WRITTEN TASK: Identify all lines in the listing that include the word "What", and copy them out.

** START OF LISTED RECORDS **

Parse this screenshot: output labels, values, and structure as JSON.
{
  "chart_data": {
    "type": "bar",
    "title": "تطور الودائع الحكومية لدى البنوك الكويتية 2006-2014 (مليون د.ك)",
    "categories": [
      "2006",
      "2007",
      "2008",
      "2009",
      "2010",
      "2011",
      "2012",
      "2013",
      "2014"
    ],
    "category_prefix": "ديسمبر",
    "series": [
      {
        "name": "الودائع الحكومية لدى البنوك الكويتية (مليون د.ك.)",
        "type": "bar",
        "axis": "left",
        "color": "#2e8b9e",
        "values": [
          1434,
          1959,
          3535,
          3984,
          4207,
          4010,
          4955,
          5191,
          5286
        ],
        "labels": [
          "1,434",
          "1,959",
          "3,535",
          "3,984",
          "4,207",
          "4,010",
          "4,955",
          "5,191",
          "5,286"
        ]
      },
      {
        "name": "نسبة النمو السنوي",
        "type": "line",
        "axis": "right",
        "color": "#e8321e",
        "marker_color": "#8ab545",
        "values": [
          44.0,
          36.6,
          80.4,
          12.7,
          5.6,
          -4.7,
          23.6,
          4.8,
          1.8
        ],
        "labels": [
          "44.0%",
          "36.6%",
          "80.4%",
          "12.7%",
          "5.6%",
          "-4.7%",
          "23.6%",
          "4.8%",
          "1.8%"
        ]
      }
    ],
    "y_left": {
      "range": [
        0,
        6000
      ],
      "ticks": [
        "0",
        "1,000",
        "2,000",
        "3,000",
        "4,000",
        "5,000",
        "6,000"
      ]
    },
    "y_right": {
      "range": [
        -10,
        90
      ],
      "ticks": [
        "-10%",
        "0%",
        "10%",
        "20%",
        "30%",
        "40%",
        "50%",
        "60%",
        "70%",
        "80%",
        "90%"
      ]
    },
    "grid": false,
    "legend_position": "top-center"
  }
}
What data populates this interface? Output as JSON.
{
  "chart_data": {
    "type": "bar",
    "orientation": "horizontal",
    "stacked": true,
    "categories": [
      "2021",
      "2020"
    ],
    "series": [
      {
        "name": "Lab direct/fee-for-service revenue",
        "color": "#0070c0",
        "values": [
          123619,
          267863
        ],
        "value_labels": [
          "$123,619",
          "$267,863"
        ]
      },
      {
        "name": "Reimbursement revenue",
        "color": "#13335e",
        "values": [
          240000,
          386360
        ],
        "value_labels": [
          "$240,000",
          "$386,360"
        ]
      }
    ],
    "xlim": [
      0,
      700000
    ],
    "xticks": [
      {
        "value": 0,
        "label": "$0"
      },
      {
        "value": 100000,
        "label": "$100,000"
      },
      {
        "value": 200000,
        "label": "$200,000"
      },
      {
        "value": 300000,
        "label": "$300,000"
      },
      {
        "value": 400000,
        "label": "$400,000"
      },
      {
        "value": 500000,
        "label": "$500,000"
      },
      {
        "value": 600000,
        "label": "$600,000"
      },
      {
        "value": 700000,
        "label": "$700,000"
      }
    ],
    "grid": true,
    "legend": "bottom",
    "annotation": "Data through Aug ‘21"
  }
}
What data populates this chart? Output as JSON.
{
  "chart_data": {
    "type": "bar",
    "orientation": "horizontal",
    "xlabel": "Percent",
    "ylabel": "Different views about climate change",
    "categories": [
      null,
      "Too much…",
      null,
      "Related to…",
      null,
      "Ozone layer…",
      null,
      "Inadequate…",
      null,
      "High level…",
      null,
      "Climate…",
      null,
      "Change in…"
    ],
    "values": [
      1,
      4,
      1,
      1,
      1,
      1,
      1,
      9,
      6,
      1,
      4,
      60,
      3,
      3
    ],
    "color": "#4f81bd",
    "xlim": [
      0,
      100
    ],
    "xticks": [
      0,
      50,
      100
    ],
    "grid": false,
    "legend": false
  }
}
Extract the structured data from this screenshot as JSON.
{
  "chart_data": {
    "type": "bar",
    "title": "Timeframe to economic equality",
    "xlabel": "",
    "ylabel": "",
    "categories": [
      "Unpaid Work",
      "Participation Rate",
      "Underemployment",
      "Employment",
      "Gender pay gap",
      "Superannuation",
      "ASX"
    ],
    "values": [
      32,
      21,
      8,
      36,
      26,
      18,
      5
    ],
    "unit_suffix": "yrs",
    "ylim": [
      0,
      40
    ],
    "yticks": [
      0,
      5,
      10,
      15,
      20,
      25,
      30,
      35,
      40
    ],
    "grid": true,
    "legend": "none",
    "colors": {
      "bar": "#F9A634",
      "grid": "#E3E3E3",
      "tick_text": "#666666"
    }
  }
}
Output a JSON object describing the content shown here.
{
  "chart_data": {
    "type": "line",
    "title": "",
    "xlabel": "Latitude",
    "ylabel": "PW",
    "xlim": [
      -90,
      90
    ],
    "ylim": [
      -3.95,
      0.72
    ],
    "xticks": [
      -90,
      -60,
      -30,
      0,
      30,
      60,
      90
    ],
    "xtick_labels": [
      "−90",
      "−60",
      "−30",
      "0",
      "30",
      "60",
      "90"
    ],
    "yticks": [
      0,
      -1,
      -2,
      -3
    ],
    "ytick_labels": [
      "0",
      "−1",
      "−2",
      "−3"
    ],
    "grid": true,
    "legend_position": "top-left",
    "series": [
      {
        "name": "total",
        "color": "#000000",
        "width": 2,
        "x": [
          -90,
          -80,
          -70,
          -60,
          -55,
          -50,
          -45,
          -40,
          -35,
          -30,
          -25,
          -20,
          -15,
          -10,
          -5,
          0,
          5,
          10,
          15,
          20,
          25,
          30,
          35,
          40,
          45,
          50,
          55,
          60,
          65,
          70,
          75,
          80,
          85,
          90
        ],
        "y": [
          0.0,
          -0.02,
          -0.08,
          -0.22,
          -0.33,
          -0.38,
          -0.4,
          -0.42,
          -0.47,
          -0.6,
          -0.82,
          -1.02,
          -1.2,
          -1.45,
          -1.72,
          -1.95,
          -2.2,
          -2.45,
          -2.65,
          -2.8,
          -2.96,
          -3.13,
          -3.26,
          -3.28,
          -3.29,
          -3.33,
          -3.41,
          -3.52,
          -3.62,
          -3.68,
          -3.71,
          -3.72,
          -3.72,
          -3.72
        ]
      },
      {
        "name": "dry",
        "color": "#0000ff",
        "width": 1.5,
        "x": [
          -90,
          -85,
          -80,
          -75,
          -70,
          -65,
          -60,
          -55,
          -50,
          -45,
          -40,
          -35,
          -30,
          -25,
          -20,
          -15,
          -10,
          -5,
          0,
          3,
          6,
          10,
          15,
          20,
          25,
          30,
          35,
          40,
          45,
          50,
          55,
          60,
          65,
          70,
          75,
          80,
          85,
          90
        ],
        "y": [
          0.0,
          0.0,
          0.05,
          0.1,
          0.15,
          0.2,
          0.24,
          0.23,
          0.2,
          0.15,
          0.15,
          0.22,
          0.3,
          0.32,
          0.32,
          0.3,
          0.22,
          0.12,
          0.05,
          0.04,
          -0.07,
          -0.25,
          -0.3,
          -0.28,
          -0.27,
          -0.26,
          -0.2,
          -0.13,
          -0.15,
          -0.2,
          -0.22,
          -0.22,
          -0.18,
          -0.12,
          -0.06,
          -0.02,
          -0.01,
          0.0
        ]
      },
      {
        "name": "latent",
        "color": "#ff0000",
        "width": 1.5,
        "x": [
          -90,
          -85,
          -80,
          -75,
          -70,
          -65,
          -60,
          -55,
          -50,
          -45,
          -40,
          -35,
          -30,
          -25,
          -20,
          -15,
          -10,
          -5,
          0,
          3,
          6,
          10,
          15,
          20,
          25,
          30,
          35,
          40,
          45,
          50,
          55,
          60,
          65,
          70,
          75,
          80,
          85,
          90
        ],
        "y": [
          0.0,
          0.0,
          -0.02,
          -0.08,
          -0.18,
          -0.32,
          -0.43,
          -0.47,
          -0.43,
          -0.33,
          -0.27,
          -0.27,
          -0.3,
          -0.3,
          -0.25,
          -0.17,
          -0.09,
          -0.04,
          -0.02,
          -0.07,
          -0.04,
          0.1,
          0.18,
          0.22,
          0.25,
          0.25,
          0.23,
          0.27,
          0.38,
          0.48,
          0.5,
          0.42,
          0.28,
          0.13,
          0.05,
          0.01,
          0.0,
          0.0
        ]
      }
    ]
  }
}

** END OF LISTED RECORDS **

COMPLETE RESPONSE:
What data populates this interface? Output as JSON.
What data populates this chart? Output as JSON.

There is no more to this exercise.